Exercise task: Filter the entries that follow, copying every line in which the word "mois" appears.

Rows from a figure dataset
— Begin —

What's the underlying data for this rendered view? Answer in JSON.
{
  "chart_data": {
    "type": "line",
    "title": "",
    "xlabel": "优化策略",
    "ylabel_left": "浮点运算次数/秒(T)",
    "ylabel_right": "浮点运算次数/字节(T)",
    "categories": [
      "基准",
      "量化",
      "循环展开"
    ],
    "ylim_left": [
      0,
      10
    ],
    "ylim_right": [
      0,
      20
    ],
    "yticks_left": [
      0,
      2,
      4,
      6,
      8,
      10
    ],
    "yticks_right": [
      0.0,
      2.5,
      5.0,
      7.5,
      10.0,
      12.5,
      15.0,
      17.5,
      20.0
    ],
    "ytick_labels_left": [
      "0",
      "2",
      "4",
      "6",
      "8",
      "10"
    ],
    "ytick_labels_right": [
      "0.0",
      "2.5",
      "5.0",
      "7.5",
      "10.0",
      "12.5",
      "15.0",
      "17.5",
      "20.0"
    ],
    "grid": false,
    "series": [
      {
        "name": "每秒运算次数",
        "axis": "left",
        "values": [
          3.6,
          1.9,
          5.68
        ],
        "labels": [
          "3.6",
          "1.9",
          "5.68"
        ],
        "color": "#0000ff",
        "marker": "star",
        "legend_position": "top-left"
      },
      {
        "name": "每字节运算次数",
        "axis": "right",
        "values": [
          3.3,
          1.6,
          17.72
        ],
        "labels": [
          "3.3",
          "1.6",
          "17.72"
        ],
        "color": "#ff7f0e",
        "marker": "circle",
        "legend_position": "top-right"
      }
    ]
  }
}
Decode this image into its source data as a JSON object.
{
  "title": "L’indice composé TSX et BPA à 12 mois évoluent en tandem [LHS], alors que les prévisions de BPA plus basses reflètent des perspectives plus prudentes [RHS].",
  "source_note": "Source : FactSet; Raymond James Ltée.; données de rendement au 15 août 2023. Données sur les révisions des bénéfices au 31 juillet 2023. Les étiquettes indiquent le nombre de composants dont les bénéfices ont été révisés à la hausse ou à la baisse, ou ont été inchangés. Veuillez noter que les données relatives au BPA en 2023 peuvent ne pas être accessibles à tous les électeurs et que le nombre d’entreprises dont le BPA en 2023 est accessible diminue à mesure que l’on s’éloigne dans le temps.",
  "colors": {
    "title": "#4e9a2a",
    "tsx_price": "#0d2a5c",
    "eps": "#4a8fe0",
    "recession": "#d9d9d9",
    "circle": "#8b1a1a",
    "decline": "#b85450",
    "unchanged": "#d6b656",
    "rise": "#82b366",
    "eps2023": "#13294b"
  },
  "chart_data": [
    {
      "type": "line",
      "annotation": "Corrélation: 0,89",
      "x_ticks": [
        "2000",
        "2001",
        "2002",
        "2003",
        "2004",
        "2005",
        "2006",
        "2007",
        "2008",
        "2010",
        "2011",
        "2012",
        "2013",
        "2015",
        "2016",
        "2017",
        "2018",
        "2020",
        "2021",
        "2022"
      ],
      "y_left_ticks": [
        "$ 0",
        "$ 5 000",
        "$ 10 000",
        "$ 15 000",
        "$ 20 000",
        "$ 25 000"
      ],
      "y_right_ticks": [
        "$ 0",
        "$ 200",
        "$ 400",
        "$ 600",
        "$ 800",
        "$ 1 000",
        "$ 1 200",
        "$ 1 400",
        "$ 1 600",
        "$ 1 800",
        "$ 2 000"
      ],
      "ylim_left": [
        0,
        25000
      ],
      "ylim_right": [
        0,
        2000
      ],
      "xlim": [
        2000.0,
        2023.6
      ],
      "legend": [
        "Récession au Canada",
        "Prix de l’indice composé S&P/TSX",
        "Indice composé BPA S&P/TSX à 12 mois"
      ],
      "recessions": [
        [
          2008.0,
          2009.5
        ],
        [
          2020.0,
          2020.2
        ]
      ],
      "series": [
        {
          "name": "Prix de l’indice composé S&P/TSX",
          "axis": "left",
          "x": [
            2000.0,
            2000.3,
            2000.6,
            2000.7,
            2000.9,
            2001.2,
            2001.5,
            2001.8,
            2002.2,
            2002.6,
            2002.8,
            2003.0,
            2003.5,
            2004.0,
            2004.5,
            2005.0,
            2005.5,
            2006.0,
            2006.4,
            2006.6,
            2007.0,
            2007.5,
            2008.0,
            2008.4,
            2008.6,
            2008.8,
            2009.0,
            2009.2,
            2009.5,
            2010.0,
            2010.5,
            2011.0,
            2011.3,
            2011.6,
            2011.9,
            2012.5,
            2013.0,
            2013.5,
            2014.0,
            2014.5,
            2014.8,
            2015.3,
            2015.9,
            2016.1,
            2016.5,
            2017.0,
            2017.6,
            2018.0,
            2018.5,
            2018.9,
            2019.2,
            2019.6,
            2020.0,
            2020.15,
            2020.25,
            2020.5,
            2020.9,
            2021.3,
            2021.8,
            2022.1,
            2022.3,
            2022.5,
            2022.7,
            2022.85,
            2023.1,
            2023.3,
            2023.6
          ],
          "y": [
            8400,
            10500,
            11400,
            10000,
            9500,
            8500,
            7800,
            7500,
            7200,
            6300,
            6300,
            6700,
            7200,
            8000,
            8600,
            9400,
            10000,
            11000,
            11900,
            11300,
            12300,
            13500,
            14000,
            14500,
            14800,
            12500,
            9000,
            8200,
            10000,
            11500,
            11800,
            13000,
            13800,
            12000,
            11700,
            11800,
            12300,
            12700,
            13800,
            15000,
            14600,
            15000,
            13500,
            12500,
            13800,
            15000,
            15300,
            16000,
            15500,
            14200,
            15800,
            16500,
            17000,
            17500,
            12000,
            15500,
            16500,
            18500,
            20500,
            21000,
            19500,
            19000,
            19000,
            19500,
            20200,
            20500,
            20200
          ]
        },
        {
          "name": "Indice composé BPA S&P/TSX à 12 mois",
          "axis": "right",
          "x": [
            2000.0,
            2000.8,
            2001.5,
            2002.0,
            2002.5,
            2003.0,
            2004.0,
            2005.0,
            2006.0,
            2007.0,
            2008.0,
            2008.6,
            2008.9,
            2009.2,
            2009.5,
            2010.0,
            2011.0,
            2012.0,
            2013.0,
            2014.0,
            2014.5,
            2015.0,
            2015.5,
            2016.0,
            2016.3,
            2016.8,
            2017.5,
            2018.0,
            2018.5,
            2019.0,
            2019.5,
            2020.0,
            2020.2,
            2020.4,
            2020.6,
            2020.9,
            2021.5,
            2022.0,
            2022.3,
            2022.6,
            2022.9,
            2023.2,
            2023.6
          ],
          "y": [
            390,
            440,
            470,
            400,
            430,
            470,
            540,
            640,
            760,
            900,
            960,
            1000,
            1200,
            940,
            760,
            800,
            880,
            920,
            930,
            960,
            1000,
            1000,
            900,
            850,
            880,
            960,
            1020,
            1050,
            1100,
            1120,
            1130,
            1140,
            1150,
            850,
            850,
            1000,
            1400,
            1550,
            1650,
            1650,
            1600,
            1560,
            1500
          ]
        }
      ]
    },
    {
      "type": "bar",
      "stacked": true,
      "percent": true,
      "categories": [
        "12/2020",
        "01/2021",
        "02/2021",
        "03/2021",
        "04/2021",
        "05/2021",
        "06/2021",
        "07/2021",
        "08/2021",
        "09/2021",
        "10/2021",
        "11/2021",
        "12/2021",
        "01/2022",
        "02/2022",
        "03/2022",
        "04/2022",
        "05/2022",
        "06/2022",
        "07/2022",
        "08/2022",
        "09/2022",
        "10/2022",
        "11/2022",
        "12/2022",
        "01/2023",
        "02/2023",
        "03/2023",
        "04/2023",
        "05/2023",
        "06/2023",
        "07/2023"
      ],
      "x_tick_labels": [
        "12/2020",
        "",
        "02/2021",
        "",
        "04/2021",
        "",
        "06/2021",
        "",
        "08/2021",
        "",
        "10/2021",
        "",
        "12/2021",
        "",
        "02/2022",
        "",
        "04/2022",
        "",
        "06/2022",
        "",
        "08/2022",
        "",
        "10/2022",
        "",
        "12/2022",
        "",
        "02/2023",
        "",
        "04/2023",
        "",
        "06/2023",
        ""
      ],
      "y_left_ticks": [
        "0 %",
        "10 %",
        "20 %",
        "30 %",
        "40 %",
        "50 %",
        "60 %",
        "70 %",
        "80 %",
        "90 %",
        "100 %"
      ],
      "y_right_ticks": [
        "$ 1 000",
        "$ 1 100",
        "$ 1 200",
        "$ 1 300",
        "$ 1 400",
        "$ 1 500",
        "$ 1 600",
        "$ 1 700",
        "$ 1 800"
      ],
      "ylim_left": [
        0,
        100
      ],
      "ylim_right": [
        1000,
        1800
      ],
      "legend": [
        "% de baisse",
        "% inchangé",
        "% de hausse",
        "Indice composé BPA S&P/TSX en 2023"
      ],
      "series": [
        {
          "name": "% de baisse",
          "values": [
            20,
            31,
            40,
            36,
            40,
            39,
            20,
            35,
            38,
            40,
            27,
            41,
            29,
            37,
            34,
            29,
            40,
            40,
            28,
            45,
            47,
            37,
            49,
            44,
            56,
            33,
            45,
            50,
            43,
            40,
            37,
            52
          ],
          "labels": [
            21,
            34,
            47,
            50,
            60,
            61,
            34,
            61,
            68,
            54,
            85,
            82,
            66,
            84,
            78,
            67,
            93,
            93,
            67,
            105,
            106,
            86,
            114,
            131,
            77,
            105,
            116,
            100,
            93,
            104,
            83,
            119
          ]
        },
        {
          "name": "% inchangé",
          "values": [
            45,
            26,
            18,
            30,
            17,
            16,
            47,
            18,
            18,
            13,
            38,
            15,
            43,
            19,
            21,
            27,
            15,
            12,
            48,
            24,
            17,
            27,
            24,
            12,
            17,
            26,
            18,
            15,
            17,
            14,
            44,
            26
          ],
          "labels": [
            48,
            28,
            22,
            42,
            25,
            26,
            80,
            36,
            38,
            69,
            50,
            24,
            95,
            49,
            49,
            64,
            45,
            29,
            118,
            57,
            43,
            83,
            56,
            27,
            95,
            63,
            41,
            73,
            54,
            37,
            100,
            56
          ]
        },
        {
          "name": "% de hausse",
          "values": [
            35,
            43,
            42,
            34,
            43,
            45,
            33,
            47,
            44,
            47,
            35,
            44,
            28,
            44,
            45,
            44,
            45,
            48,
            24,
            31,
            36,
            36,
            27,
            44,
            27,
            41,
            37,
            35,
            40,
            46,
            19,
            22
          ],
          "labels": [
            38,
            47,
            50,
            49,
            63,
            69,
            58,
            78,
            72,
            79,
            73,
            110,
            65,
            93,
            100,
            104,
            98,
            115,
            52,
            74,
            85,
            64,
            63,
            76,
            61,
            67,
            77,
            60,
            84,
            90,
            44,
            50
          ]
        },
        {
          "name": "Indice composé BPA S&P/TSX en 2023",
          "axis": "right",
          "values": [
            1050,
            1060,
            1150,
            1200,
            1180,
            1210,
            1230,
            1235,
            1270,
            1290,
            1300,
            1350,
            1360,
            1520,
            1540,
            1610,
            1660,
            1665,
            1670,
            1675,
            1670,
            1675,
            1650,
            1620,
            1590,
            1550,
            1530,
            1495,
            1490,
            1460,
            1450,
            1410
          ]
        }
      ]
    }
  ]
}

— End —

Written solution:
  "title": "L’indice composé TSX et BPA à 12 mois évoluent en tandem [LHS], alors que les prévisions de BPA plus basses reflètent des perspectives plus prudentes [RHS].",
        "Indice composé BPA S&P/TSX à 12 mois"
          "name": "Indice composé BPA S&P/TSX à 12 mois",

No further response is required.